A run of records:
######
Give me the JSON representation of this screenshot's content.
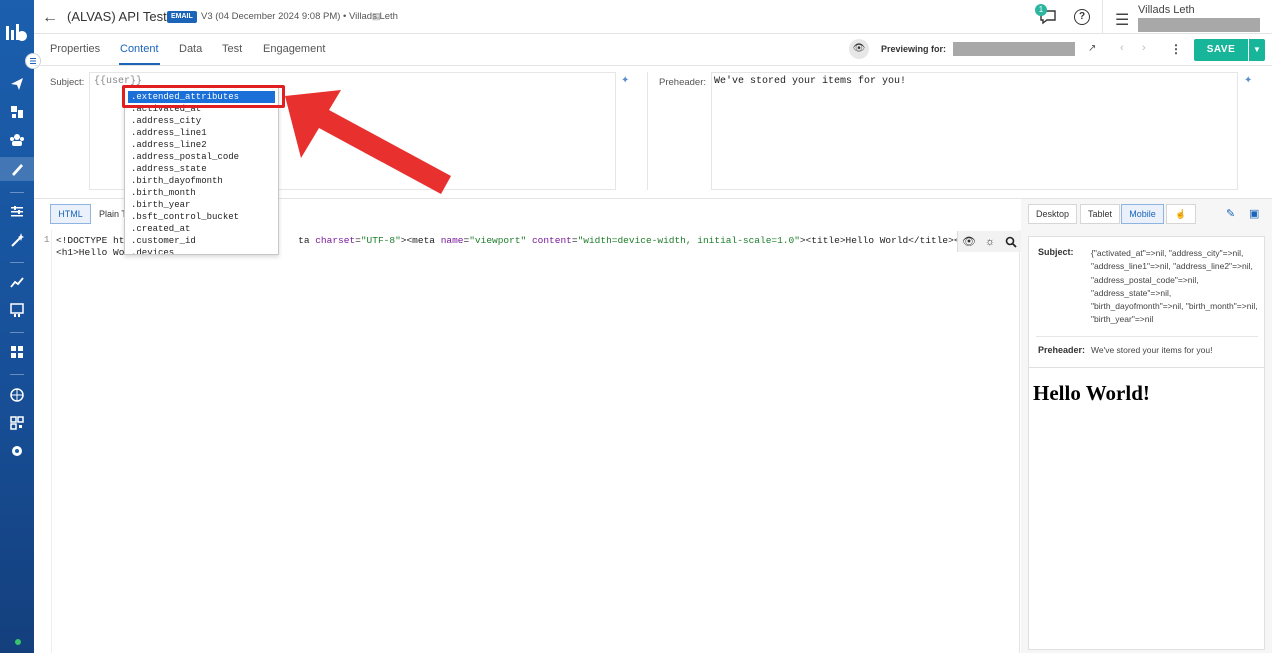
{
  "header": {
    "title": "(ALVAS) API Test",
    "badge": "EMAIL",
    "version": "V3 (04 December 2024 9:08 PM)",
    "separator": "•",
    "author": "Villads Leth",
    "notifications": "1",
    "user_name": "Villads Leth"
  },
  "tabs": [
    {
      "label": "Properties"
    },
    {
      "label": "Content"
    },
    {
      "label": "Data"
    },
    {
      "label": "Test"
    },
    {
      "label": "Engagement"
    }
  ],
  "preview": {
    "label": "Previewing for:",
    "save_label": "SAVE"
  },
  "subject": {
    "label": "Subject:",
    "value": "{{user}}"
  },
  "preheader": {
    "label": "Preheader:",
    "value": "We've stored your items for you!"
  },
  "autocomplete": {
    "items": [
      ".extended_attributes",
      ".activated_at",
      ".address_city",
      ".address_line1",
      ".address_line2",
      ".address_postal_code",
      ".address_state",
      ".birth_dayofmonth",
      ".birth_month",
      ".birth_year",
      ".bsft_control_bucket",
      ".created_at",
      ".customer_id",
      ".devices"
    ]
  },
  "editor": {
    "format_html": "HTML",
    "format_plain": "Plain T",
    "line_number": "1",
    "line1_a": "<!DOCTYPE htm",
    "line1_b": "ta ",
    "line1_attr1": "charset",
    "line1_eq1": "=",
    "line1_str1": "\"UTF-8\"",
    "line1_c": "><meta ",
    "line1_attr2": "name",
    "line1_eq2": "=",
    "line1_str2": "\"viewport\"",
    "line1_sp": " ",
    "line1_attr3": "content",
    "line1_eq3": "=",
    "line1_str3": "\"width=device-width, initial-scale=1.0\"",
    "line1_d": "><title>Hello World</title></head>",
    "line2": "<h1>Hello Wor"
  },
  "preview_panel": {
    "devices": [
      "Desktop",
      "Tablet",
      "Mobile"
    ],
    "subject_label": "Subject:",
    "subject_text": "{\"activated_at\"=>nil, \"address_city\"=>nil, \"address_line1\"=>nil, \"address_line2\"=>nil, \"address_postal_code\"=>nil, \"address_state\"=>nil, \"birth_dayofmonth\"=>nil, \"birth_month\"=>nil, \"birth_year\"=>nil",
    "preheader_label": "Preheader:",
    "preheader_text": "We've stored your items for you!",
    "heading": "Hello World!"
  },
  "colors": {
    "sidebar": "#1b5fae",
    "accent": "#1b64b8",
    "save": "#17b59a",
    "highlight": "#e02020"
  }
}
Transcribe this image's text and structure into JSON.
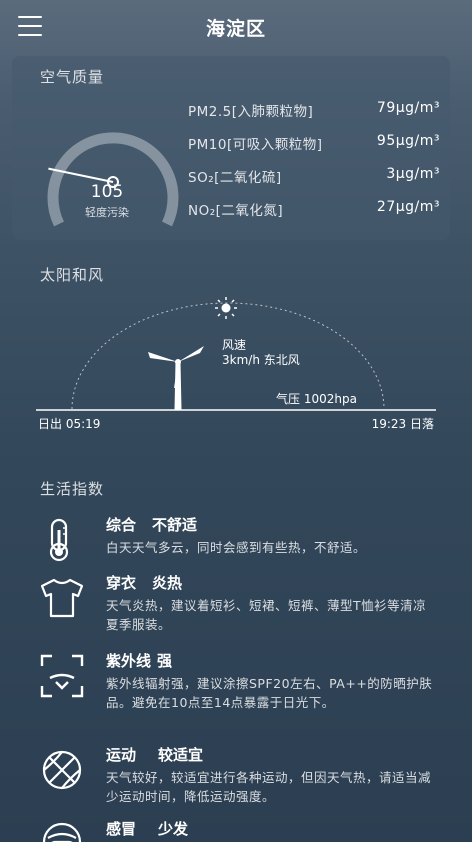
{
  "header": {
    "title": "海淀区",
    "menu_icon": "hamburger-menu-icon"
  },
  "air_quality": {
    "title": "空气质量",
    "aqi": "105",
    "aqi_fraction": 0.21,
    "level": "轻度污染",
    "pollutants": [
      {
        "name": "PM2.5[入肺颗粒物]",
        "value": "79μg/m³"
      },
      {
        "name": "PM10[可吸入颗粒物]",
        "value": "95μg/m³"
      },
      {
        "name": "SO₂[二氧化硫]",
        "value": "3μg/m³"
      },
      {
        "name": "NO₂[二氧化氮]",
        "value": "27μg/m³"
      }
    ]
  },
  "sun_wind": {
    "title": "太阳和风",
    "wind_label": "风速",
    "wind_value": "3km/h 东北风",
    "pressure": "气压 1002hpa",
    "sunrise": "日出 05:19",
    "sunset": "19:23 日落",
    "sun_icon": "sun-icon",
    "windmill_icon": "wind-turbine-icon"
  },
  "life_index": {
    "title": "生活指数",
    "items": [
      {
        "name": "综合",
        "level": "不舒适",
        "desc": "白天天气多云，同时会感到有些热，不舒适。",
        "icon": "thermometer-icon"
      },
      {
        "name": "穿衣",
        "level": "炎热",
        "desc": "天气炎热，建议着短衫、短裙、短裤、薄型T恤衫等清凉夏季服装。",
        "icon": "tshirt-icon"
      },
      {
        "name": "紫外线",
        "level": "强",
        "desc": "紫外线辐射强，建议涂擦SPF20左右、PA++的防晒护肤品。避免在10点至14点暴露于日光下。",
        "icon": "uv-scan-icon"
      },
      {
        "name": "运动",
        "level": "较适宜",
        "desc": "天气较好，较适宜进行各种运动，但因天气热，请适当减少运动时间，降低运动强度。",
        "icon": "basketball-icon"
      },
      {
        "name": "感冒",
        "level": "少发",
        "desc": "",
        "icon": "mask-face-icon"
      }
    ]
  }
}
######
== EXERCISE TASK ==
Your task is to copy the entries in full and exactly, without any images.

== SOLUTION TO THE EXERCISE ==
Give me the JSON representation of this screenshot's content.
{
  "header": {
    "title": "(ALVAS) API Test",
    "badge": "EMAIL",
    "version": "V3 (04 December 2024 9:08 PM)",
    "separator": "•",
    "author": "Villads Leth",
    "notifications": "1",
    "user_name": "Villads Leth"
  },
  "tabs": [
    {
      "label": "Properties"
    },
    {
      "label": "Content"
    },
    {
      "label": "Data"
    },
    {
      "label": "Test"
    },
    {
      "label": "Engagement"
    }
  ],
  "preview": {
    "label": "Previewing for:",
    "save_label": "SAVE"
  },
  "subject": {
    "label": "Subject:",
    "value": "{{user}}"
  },
  "preheader": {
    "label": "Preheader:",
    "value": "We've stored your items for you!"
  },
  "autocomplete": {
    "items": [
      ".extended_attributes",
      ".activated_at",
      ".address_city",
      ".address_line1",
      ".address_line2",
      ".address_postal_code",
      ".address_state",
      ".birth_dayofmonth",
      ".birth_month",
      ".birth_year",
      ".bsft_control_bucket",
      ".created_at",
      ".customer_id",
      ".devices"
    ]
  },
  "editor": {
    "format_html": "HTML",
    "format_plain": "Plain T",
    "line_number": "1",
    "line1_a": "<!DOCTYPE htm",
    "line1_b": "ta ",
    "line1_attr1": "charset",
    "line1_eq1": "=",
    "line1_str1": "\"UTF-8\"",
    "line1_c": "><meta ",
    "line1_attr2": "name",
    "line1_eq2": "=",
    "line1_str2": "\"viewport\"",
    "line1_sp": " ",
    "line1_attr3": "content",
    "line1_eq3": "=",
    "line1_str3": "\"width=device-width, initial-scale=1.0\"",
    "line1_d": "><title>Hello World</title></head>",
    "line2": "<h1>Hello Wor"
  },
  "preview_panel": {
    "devices": [
      "Desktop",
      "Tablet",
      "Mobile"
    ],
    "subject_label": "Subject:",
    "subject_text": "{\"activated_at\"=>nil, \"address_city\"=>nil, \"address_line1\"=>nil, \"address_line2\"=>nil, \"address_postal_code\"=>nil, \"address_state\"=>nil, \"birth_dayofmonth\"=>nil, \"birth_month\"=>nil, \"birth_year\"=>nil",
    "preheader_label": "Preheader:",
    "preheader_text": "We've stored your items for you!",
    "heading": "Hello World!"
  },
  "colors": {
    "sidebar": "#1b5fae",
    "accent": "#1b64b8",
    "save": "#17b59a",
    "highlight": "#e02020"
  }
}
Transcribe this image's text and structure into JSON.
{
  "header": {
    "title": "海淀区",
    "menu_icon": "hamburger-menu-icon"
  },
  "air_quality": {
    "title": "空气质量",
    "aqi": "105",
    "aqi_fraction": 0.21,
    "level": "轻度污染",
    "pollutants": [
      {
        "name": "PM2.5[入肺颗粒物]",
        "value": "79μg/m³"
      },
      {
        "name": "PM10[可吸入颗粒物]",
        "value": "95μg/m³"
      },
      {
        "name": "SO₂[二氧化硫]",
        "value": "3μg/m³"
      },
      {
        "name": "NO₂[二氧化氮]",
        "value": "27μg/m³"
      }
    ]
  },
  "sun_wind": {
    "title": "太阳和风",
    "wind_label": "风速",
    "wind_value": "3km/h 东北风",
    "pressure": "气压 1002hpa",
    "sunrise": "日出 05:19",
    "sunset": "19:23 日落",
    "sun_icon": "sun-icon",
    "windmill_icon": "wind-turbine-icon"
  },
  "life_index": {
    "title": "生活指数",
    "items": [
      {
        "name": "综合",
        "level": "不舒适",
        "desc": "白天天气多云，同时会感到有些热，不舒适。",
        "icon": "thermometer-icon"
      },
      {
        "name": "穿衣",
        "level": "炎热",
        "desc": "天气炎热，建议着短衫、短裙、短裤、薄型T恤衫等清凉夏季服装。",
        "icon": "tshirt-icon"
      },
      {
        "name": "紫外线",
        "level": "强",
        "desc": "紫外线辐射强，建议涂擦SPF20左右、PA++的防晒护肤品。避免在10点至14点暴露于日光下。",
        "icon": "uv-scan-icon"
      },
      {
        "name": "运动",
        "level": "较适宜",
        "desc": "天气较好，较适宜进行各种运动，但因天气热，请适当减少运动时间，降低运动强度。",
        "icon": "basketball-icon"
      },
      {
        "name": "感冒",
        "level": "少发",
        "desc": "",
        "icon": "mask-face-icon"
      }
    ]
  }
}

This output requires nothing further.